Given data:
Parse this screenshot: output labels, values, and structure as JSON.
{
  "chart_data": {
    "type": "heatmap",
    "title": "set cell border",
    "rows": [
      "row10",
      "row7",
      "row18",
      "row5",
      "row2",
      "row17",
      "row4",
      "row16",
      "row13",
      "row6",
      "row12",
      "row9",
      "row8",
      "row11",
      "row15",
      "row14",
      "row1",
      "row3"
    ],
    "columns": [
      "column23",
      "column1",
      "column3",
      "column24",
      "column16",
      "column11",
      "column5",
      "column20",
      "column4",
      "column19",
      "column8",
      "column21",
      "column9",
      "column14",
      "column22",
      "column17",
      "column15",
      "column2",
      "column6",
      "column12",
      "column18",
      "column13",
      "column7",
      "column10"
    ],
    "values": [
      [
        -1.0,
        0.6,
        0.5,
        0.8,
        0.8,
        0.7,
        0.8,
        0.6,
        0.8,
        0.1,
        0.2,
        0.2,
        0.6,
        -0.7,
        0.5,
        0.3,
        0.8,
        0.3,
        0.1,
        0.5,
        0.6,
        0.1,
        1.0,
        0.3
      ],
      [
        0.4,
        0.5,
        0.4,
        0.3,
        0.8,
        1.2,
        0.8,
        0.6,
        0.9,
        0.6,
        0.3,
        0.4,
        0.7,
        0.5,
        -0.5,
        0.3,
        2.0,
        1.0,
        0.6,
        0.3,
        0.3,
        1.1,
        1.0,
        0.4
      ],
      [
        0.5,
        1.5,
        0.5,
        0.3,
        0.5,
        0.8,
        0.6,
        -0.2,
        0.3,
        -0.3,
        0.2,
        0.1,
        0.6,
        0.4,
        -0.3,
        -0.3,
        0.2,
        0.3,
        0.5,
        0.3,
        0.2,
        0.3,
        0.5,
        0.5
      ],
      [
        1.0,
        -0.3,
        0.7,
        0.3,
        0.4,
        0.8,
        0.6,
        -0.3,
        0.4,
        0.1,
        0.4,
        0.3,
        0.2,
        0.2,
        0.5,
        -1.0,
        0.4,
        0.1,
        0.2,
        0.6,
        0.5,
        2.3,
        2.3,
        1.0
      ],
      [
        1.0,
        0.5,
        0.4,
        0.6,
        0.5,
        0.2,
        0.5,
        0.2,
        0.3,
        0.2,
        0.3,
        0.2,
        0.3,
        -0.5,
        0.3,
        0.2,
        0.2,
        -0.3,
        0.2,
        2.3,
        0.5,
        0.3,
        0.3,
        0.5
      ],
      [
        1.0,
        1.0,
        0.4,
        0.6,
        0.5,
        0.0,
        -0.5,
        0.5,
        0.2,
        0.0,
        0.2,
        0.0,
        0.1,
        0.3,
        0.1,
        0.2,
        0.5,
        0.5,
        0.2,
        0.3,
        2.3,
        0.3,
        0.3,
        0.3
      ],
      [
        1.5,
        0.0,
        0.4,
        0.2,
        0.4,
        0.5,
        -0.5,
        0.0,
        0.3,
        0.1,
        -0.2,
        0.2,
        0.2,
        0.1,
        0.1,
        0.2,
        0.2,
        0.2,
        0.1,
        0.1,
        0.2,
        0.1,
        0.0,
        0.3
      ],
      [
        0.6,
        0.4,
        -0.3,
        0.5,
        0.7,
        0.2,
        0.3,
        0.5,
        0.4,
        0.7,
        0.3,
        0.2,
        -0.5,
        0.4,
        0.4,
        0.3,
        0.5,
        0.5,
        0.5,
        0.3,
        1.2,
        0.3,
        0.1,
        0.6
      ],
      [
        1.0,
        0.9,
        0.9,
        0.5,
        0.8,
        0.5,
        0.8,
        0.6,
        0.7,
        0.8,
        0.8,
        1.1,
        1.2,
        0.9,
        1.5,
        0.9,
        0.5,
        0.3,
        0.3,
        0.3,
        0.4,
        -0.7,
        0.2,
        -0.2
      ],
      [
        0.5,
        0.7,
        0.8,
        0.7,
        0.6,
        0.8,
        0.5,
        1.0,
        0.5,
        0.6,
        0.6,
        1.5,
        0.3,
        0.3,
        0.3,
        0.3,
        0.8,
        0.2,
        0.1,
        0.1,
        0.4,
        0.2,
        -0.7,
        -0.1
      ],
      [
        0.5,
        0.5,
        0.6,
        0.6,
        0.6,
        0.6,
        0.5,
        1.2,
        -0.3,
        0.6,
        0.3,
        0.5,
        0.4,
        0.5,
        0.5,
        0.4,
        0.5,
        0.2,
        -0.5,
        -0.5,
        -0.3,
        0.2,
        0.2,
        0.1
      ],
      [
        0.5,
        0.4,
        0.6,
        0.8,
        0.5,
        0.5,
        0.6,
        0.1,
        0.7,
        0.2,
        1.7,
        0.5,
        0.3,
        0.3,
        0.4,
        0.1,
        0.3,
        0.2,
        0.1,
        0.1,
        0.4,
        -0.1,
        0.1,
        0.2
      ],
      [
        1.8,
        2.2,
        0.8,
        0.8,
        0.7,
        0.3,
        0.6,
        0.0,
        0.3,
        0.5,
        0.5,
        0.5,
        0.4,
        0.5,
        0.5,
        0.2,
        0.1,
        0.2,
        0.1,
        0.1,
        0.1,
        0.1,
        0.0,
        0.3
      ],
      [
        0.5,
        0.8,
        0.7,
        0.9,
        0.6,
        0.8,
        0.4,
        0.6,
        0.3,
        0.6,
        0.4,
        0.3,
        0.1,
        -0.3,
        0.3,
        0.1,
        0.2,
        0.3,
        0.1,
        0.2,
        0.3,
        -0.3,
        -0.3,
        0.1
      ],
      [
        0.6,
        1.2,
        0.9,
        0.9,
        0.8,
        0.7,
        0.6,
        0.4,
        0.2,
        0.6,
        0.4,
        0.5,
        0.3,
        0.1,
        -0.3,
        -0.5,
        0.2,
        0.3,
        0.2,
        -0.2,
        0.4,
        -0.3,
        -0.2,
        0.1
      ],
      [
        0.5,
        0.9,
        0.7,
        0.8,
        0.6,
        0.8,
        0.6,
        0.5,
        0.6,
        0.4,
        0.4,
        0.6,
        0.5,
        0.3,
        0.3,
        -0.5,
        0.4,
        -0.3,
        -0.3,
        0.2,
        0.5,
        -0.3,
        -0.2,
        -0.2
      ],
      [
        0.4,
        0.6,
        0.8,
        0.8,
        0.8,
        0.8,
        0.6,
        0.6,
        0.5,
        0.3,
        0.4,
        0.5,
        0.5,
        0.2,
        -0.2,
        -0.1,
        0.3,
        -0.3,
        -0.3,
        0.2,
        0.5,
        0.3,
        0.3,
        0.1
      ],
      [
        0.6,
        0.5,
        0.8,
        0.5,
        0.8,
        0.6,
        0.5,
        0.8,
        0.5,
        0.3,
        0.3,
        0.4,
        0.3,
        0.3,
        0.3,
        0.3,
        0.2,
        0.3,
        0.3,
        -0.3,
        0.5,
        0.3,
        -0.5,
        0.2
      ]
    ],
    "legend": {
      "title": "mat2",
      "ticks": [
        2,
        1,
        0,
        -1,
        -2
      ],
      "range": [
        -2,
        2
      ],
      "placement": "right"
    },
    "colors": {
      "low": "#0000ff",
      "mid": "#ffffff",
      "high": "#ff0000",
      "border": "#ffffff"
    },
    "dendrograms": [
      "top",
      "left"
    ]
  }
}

Exercise aim:
Reproduce the material precisely, including every line.

Problem solution:
Parse this screenshot: output labels, values, and structure as JSON.
{
  "chart_data": {
    "type": "heatmap",
    "title": "set cell border",
    "rows": [
      "row10",
      "row7",
      "row18",
      "row5",
      "row2",
      "row17",
      "row4",
      "row16",
      "row13",
      "row6",
      "row12",
      "row9",
      "row8",
      "row11",
      "row15",
      "row14",
      "row1",
      "row3"
    ],
    "columns": [
      "column23",
      "column1",
      "column3",
      "column24",
      "column16",
      "column11",
      "column5",
      "column20",
      "column4",
      "column19",
      "column8",
      "column21",
      "column9",
      "column14",
      "column22",
      "column17",
      "column15",
      "column2",
      "column6",
      "column12",
      "column18",
      "column13",
      "column7",
      "column10"
    ],
    "values": [
      [
        -1.0,
        0.6,
        0.5,
        0.8,
        0.8,
        0.7,
        0.8,
        0.6,
        0.8,
        0.1,
        0.2,
        0.2,
        0.6,
        -0.7,
        0.5,
        0.3,
        0.8,
        0.3,
        0.1,
        0.5,
        0.6,
        0.1,
        1.0,
        0.3
      ],
      [
        0.4,
        0.5,
        0.4,
        0.3,
        0.8,
        1.2,
        0.8,
        0.6,
        0.9,
        0.6,
        0.3,
        0.4,
        0.7,
        0.5,
        -0.5,
        0.3,
        2.0,
        1.0,
        0.6,
        0.3,
        0.3,
        1.1,
        1.0,
        0.4
      ],
      [
        0.5,
        1.5,
        0.5,
        0.3,
        0.5,
        0.8,
        0.6,
        -0.2,
        0.3,
        -0.3,
        0.2,
        0.1,
        0.6,
        0.4,
        -0.3,
        -0.3,
        0.2,
        0.3,
        0.5,
        0.3,
        0.2,
        0.3,
        0.5,
        0.5
      ],
      [
        1.0,
        -0.3,
        0.7,
        0.3,
        0.4,
        0.8,
        0.6,
        -0.3,
        0.4,
        0.1,
        0.4,
        0.3,
        0.2,
        0.2,
        0.5,
        -1.0,
        0.4,
        0.1,
        0.2,
        0.6,
        0.5,
        2.3,
        2.3,
        1.0
      ],
      [
        1.0,
        0.5,
        0.4,
        0.6,
        0.5,
        0.2,
        0.5,
        0.2,
        0.3,
        0.2,
        0.3,
        0.2,
        0.3,
        -0.5,
        0.3,
        0.2,
        0.2,
        -0.3,
        0.2,
        2.3,
        0.5,
        0.3,
        0.3,
        0.5
      ],
      [
        1.0,
        1.0,
        0.4,
        0.6,
        0.5,
        0.0,
        -0.5,
        0.5,
        0.2,
        0.0,
        0.2,
        0.0,
        0.1,
        0.3,
        0.1,
        0.2,
        0.5,
        0.5,
        0.2,
        0.3,
        2.3,
        0.3,
        0.3,
        0.3
      ],
      [
        1.5,
        0.0,
        0.4,
        0.2,
        0.4,
        0.5,
        -0.5,
        0.0,
        0.3,
        0.1,
        -0.2,
        0.2,
        0.2,
        0.1,
        0.1,
        0.2,
        0.2,
        0.2,
        0.1,
        0.1,
        0.2,
        0.1,
        0.0,
        0.3
      ],
      [
        0.6,
        0.4,
        -0.3,
        0.5,
        0.7,
        0.2,
        0.3,
        0.5,
        0.4,
        0.7,
        0.3,
        0.2,
        -0.5,
        0.4,
        0.4,
        0.3,
        0.5,
        0.5,
        0.5,
        0.3,
        1.2,
        0.3,
        0.1,
        0.6
      ],
      [
        1.0,
        0.9,
        0.9,
        0.5,
        0.8,
        0.5,
        0.8,
        0.6,
        0.7,
        0.8,
        0.8,
        1.1,
        1.2,
        0.9,
        1.5,
        0.9,
        0.5,
        0.3,
        0.3,
        0.3,
        0.4,
        -0.7,
        0.2,
        -0.2
      ],
      [
        0.5,
        0.7,
        0.8,
        0.7,
        0.6,
        0.8,
        0.5,
        1.0,
        0.5,
        0.6,
        0.6,
        1.5,
        0.3,
        0.3,
        0.3,
        0.3,
        0.8,
        0.2,
        0.1,
        0.1,
        0.4,
        0.2,
        -0.7,
        -0.1
      ],
      [
        0.5,
        0.5,
        0.6,
        0.6,
        0.6,
        0.6,
        0.5,
        1.2,
        -0.3,
        0.6,
        0.3,
        0.5,
        0.4,
        0.5,
        0.5,
        0.4,
        0.5,
        0.2,
        -0.5,
        -0.5,
        -0.3,
        0.2,
        0.2,
        0.1
      ],
      [
        0.5,
        0.4,
        0.6,
        0.8,
        0.5,
        0.5,
        0.6,
        0.1,
        0.7,
        0.2,
        1.7,
        0.5,
        0.3,
        0.3,
        0.4,
        0.1,
        0.3,
        0.2,
        0.1,
        0.1,
        0.4,
        -0.1,
        0.1,
        0.2
      ],
      [
        1.8,
        2.2,
        0.8,
        0.8,
        0.7,
        0.3,
        0.6,
        0.0,
        0.3,
        0.5,
        0.5,
        0.5,
        0.4,
        0.5,
        0.5,
        0.2,
        0.1,
        0.2,
        0.1,
        0.1,
        0.1,
        0.1,
        0.0,
        0.3
      ],
      [
        0.5,
        0.8,
        0.7,
        0.9,
        0.6,
        0.8,
        0.4,
        0.6,
        0.3,
        0.6,
        0.4,
        0.3,
        0.1,
        -0.3,
        0.3,
        0.1,
        0.2,
        0.3,
        0.1,
        0.2,
        0.3,
        -0.3,
        -0.3,
        0.1
      ],
      [
        0.6,
        1.2,
        0.9,
        0.9,
        0.8,
        0.7,
        0.6,
        0.4,
        0.2,
        0.6,
        0.4,
        0.5,
        0.3,
        0.1,
        -0.3,
        -0.5,
        0.2,
        0.3,
        0.2,
        -0.2,
        0.4,
        -0.3,
        -0.2,
        0.1
      ],
      [
        0.5,
        0.9,
        0.7,
        0.8,
        0.6,
        0.8,
        0.6,
        0.5,
        0.6,
        0.4,
        0.4,
        0.6,
        0.5,
        0.3,
        0.3,
        -0.5,
        0.4,
        -0.3,
        -0.3,
        0.2,
        0.5,
        -0.3,
        -0.2,
        -0.2
      ],
      [
        0.4,
        0.6,
        0.8,
        0.8,
        0.8,
        0.8,
        0.6,
        0.6,
        0.5,
        0.3,
        0.4,
        0.5,
        0.5,
        0.2,
        -0.2,
        -0.1,
        0.3,
        -0.3,
        -0.3,
        0.2,
        0.5,
        0.3,
        0.3,
        0.1
      ],
      [
        0.6,
        0.5,
        0.8,
        0.5,
        0.8,
        0.6,
        0.5,
        0.8,
        0.5,
        0.3,
        0.3,
        0.4,
        0.3,
        0.3,
        0.3,
        0.3,
        0.2,
        0.3,
        0.3,
        -0.3,
        0.5,
        0.3,
        -0.5,
        0.2
      ]
    ],
    "legend": {
      "title": "mat2",
      "ticks": [
        2,
        1,
        0,
        -1,
        -2
      ],
      "range": [
        -2,
        2
      ],
      "placement": "right"
    },
    "colors": {
      "low": "#0000ff",
      "mid": "#ffffff",
      "high": "#ff0000",
      "border": "#ffffff"
    },
    "dendrograms": [
      "top",
      "left"
    ]
  }
}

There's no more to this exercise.